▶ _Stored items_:
━━━━━━
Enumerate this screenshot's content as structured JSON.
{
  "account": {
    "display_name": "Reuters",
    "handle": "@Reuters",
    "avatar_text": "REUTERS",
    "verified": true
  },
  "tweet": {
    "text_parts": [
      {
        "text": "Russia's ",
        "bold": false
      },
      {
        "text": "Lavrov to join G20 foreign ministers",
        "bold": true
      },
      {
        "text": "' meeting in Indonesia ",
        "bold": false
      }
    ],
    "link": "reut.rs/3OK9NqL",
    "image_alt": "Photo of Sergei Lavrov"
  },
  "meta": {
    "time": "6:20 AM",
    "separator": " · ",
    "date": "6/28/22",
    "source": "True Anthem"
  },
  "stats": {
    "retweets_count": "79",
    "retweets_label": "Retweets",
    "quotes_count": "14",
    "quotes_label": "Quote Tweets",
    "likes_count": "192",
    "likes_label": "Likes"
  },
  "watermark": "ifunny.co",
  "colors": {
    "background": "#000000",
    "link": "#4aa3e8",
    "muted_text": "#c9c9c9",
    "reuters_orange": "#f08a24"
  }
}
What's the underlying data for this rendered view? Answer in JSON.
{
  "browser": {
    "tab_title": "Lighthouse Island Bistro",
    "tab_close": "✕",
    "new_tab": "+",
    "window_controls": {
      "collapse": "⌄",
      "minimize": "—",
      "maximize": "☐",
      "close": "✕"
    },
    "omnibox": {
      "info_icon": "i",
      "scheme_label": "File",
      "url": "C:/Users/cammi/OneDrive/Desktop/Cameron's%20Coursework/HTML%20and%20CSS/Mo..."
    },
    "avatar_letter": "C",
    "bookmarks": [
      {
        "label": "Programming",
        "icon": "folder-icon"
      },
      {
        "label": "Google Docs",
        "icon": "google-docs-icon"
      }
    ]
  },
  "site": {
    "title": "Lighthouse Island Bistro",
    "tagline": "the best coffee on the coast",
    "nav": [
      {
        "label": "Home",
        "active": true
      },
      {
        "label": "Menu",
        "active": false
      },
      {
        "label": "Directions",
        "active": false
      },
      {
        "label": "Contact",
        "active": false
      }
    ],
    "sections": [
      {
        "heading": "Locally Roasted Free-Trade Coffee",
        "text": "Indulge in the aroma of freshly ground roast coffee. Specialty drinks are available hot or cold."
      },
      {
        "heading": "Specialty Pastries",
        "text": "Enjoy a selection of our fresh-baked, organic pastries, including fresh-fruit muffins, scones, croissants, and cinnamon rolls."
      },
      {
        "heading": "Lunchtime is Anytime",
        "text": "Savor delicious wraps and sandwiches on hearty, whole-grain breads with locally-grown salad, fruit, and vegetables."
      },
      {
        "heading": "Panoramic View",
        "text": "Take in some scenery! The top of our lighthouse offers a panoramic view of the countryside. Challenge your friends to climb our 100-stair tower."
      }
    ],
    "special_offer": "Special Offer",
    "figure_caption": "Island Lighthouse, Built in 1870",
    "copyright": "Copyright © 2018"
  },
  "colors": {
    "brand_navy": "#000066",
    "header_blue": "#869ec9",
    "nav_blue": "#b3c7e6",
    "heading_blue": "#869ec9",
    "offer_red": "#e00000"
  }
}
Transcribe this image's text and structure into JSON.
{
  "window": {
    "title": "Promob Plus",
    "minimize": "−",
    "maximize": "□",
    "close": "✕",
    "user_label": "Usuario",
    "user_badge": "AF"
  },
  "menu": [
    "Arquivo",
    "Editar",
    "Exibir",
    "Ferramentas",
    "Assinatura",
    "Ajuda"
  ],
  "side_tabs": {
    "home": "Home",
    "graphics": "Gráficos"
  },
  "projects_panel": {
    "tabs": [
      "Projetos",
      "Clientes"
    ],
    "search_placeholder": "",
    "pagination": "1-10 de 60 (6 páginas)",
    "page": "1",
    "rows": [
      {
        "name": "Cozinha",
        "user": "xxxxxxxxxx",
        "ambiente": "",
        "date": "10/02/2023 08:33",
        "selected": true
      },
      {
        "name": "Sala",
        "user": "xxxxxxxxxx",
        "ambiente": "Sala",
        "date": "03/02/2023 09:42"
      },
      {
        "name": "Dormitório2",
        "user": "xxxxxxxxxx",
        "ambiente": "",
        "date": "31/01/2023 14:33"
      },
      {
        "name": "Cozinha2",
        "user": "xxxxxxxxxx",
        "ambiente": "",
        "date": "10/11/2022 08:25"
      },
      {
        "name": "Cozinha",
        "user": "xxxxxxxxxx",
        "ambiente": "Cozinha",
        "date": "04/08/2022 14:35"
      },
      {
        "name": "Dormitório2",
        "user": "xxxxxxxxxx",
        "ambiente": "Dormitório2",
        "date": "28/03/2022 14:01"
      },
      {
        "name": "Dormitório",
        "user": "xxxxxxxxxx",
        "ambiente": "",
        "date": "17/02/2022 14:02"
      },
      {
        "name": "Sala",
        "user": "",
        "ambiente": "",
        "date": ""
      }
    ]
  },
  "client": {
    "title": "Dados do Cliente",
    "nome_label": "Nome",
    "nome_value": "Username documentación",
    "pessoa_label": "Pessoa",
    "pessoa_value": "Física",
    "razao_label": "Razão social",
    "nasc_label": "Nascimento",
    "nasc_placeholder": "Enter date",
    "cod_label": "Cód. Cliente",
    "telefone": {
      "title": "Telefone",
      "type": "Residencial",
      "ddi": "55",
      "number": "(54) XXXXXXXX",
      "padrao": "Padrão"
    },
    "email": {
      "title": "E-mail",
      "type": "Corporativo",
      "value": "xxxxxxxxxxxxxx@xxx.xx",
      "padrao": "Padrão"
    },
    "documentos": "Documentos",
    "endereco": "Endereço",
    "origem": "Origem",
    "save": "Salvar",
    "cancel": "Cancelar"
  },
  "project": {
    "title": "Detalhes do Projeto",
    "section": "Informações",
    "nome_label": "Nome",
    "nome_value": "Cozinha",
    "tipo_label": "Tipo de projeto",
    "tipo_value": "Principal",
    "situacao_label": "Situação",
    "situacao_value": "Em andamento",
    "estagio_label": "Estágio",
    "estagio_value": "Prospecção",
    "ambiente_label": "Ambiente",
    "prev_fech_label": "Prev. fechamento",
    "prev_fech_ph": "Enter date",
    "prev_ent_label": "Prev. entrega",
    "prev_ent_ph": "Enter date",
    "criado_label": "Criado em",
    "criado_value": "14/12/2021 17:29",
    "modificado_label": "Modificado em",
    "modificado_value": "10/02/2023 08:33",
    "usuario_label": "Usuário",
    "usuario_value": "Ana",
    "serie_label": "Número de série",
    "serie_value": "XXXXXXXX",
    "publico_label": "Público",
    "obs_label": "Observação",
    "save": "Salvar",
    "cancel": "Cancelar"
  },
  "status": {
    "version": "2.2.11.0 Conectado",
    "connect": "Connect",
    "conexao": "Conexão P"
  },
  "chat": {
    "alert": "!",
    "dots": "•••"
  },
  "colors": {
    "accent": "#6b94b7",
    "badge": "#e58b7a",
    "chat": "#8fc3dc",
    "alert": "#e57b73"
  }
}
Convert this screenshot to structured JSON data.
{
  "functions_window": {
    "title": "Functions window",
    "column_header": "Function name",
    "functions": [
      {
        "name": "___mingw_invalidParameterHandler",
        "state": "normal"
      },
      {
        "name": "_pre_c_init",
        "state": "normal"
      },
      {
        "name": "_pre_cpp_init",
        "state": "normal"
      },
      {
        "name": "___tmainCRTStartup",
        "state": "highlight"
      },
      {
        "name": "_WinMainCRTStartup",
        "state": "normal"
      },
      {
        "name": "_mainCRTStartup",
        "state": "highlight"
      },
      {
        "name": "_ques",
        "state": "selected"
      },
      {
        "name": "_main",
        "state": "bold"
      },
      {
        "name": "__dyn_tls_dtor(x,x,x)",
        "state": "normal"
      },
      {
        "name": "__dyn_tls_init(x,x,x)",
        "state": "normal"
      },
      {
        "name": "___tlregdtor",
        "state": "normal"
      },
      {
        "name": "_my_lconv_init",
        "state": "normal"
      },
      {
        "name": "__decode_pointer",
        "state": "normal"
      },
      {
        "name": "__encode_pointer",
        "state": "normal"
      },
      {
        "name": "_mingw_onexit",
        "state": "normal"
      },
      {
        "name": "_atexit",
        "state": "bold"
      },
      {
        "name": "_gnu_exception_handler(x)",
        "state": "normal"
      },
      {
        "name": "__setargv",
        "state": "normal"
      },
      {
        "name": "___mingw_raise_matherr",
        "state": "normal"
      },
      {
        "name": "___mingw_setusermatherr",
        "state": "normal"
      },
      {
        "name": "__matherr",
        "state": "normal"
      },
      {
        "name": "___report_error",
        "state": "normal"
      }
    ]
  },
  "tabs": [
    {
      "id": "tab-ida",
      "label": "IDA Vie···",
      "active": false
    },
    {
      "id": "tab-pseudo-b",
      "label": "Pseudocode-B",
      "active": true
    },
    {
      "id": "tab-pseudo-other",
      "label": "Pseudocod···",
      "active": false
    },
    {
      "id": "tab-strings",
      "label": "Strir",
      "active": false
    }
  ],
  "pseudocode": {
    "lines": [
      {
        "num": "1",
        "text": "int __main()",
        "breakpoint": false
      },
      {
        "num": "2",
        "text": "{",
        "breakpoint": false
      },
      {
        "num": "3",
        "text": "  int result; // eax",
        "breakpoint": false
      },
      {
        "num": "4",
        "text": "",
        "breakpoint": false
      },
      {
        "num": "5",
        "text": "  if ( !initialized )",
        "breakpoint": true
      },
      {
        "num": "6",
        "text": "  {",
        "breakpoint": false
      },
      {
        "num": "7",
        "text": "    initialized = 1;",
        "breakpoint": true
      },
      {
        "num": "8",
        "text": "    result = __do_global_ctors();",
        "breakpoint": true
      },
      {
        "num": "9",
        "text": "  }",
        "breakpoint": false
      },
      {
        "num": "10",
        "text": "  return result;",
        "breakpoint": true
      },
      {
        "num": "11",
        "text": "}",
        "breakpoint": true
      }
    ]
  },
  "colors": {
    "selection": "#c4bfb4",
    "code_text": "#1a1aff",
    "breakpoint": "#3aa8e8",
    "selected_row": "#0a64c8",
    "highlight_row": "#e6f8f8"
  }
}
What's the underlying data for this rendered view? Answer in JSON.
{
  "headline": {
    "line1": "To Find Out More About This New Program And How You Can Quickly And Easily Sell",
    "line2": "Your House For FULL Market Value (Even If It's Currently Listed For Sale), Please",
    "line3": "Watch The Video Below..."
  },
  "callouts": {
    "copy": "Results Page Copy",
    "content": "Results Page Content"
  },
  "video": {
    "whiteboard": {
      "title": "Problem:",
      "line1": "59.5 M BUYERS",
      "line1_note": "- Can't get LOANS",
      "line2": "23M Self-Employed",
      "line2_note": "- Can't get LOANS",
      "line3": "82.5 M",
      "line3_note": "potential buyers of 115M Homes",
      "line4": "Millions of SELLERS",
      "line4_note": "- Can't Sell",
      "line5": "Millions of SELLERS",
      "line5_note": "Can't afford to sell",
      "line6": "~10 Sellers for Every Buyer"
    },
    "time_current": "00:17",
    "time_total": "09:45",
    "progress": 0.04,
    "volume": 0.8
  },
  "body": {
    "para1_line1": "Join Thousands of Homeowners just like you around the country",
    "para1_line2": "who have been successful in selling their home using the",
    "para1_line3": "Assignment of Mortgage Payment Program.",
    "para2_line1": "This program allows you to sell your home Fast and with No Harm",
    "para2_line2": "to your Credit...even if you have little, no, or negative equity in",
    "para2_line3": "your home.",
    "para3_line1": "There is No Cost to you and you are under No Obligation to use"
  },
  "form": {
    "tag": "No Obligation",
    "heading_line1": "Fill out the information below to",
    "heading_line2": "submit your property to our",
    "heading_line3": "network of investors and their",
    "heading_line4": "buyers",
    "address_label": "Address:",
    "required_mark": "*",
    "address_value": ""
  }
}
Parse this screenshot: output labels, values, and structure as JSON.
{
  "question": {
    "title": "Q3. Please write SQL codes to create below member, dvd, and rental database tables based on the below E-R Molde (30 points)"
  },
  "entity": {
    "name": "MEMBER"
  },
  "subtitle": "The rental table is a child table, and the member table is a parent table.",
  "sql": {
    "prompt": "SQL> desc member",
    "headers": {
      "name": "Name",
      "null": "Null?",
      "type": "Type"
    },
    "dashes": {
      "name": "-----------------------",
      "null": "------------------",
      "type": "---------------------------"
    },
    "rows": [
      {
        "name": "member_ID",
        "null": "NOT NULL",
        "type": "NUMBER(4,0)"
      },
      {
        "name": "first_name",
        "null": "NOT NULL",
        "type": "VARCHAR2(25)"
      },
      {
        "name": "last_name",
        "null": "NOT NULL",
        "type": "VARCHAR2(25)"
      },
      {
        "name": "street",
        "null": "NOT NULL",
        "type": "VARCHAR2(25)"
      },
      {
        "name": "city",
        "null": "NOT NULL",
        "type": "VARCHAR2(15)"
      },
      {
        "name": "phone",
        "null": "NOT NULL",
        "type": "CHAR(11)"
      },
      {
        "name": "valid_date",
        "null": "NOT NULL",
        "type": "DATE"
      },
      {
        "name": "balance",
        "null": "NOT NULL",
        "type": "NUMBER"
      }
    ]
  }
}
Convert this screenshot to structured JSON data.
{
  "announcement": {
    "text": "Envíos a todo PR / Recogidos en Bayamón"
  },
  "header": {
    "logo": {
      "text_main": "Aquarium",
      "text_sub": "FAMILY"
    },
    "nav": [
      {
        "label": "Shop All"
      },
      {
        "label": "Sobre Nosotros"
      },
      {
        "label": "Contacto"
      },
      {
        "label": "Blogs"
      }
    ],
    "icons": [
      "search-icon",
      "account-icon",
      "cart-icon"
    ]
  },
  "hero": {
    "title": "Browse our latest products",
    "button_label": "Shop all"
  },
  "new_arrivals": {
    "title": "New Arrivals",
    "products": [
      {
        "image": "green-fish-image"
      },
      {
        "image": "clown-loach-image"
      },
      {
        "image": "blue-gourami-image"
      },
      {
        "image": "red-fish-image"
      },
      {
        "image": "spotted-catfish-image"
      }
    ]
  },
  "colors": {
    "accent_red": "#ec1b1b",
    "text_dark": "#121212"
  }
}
━━━━━━
▶ _Exercise description_:
From the data, pick out every line that includes "Results".

▶ _Worked answer_:
    "copy": "Results Page Copy",
    "content": "Results Page Content"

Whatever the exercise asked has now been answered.